» Problem details:
In the material below, find all lines with the string "this" and copy them.

» Data:
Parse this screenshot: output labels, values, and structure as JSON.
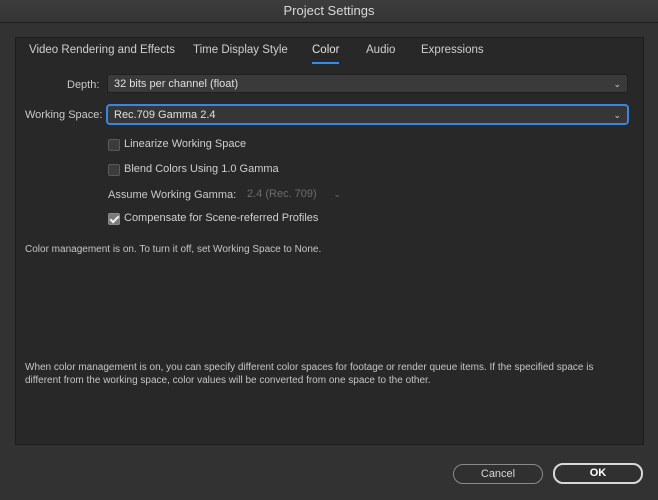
{
  "window": {
    "title": "Project Settings"
  },
  "tabs": [
    {
      "label": "Video Rendering and Effects"
    },
    {
      "label": "Time Display Style"
    },
    {
      "label": "Color"
    },
    {
      "label": "Audio"
    },
    {
      "label": "Expressions"
    }
  ],
  "active_tab": "Color",
  "accent_color": "#2e8ff0",
  "color": {
    "depth": {
      "label": "Depth:",
      "value": "32 bits per channel (float)"
    },
    "working_space": {
      "label": "Working Space:",
      "value": "Rec.709 Gamma 2.4"
    },
    "linearize": {
      "label": "Linearize Working Space",
      "checked": false
    },
    "blend_gamma": {
      "label": "Blend Colors Using 1.0 Gamma",
      "checked": false
    },
    "assume_gamma": {
      "label": "Assume Working Gamma:",
      "value": "2.4 (Rec. 709)",
      "enabled": false
    },
    "compensate": {
      "label": "Compensate for Scene-referred Profiles",
      "checked": true
    },
    "status_note": "Color management is on. To turn it off, set Working Space to None.",
    "info_note": "When color management is on, you can specify different color spaces for footage or render queue items. If the specified space is different from the working space, color values will be converted from one space to the other."
  },
  "buttons": {
    "cancel": "Cancel",
    "ok": "OK"
  }
}
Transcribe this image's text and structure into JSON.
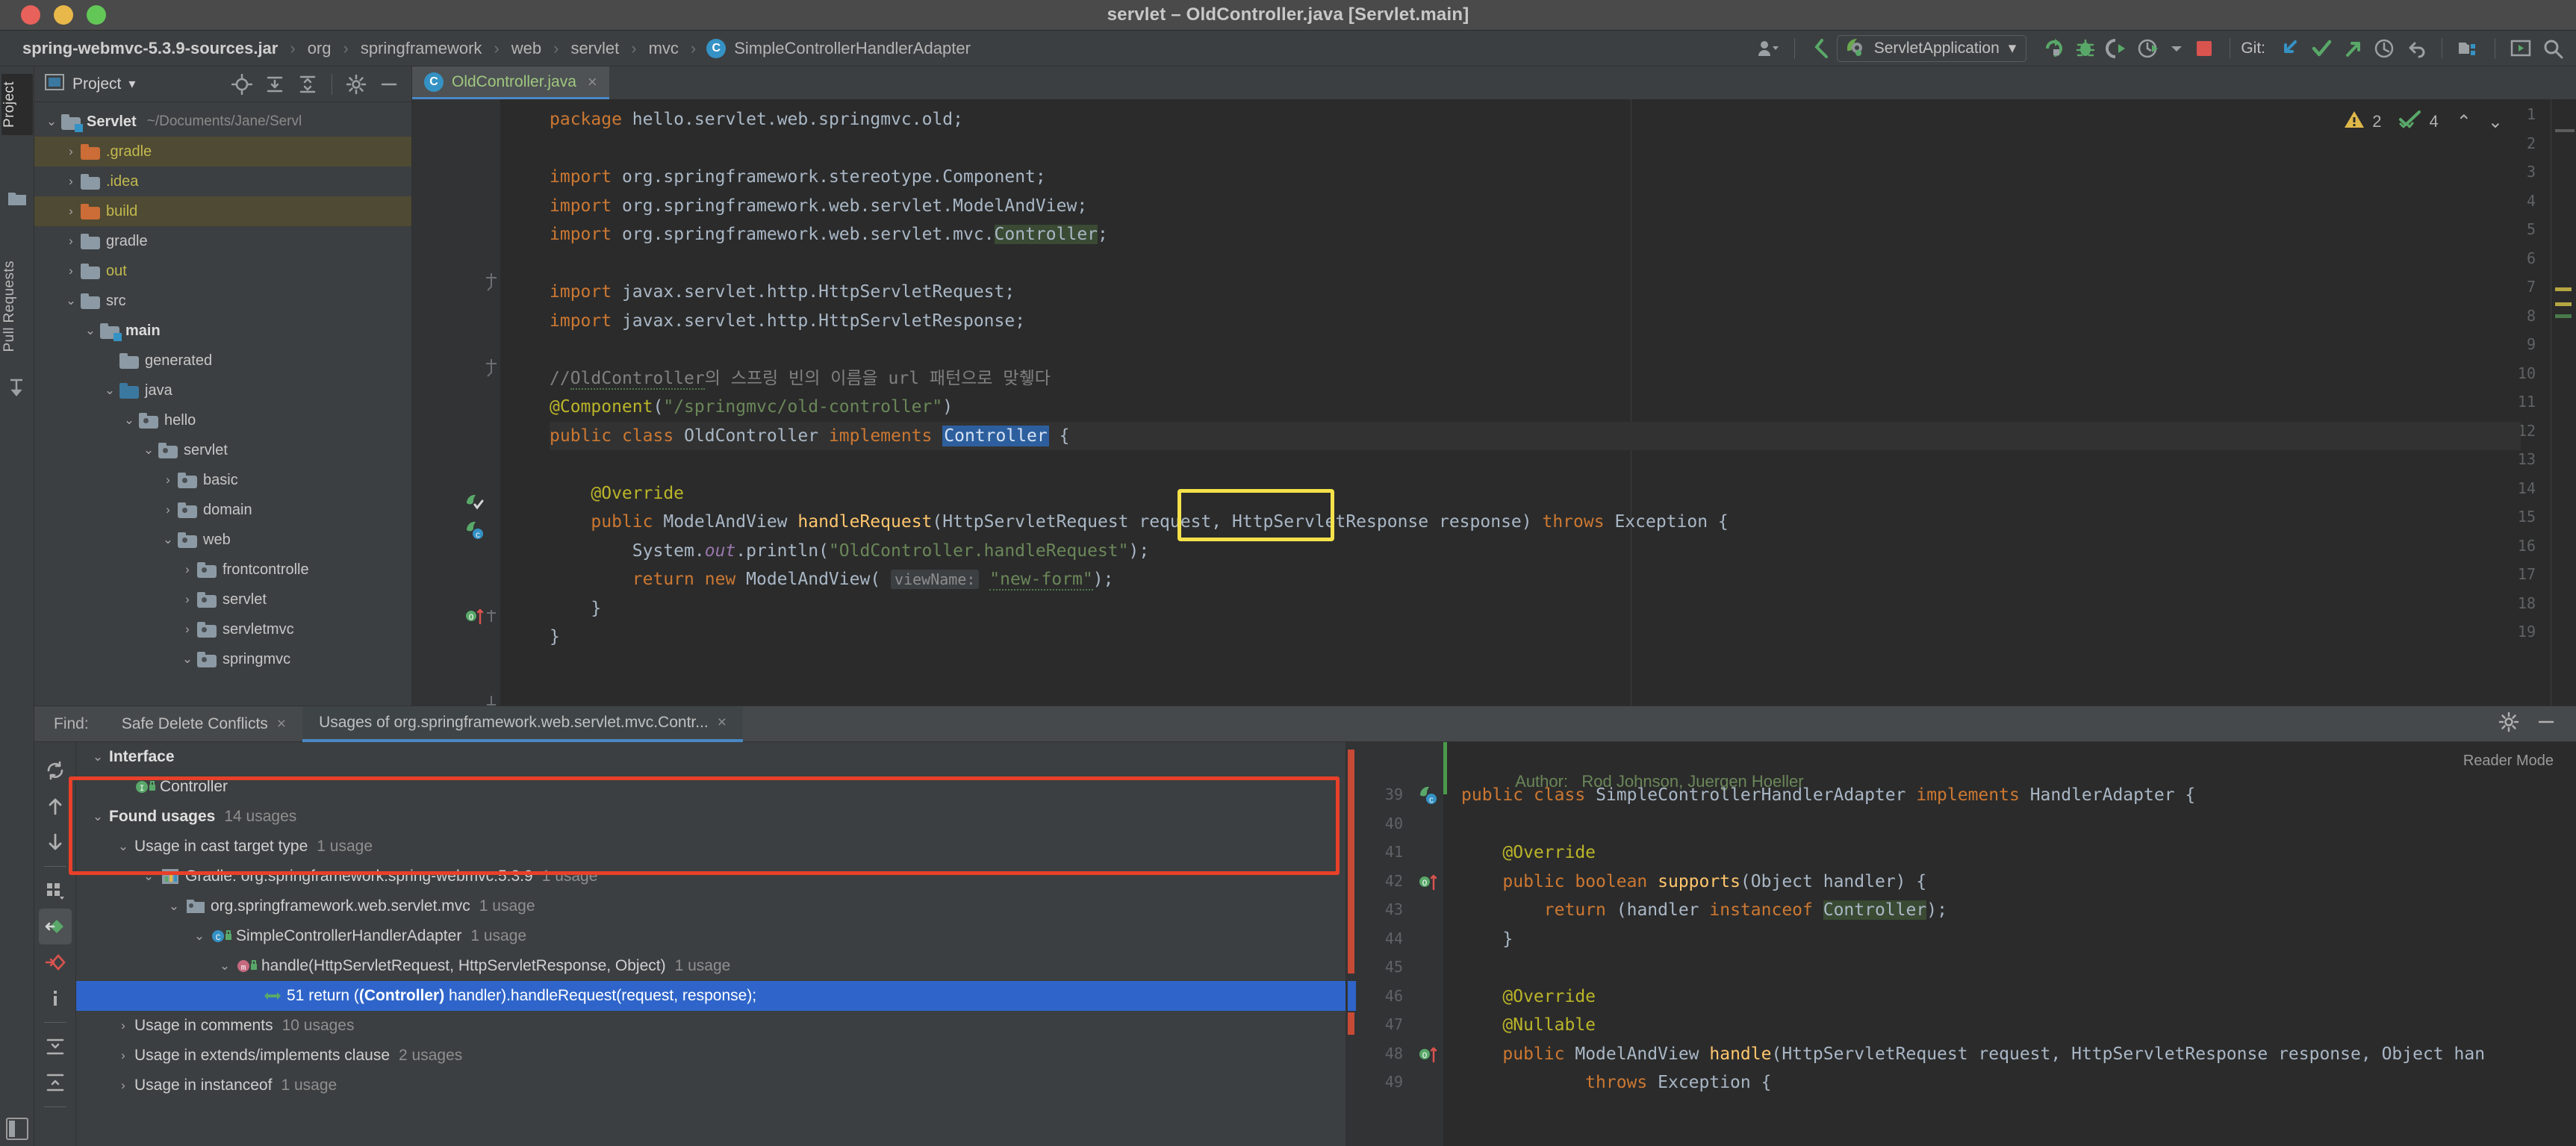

» Written solution:
Parse this screenshot: output labels, values, and structure as JSON.
Transcribe this image's text and structure into JSON.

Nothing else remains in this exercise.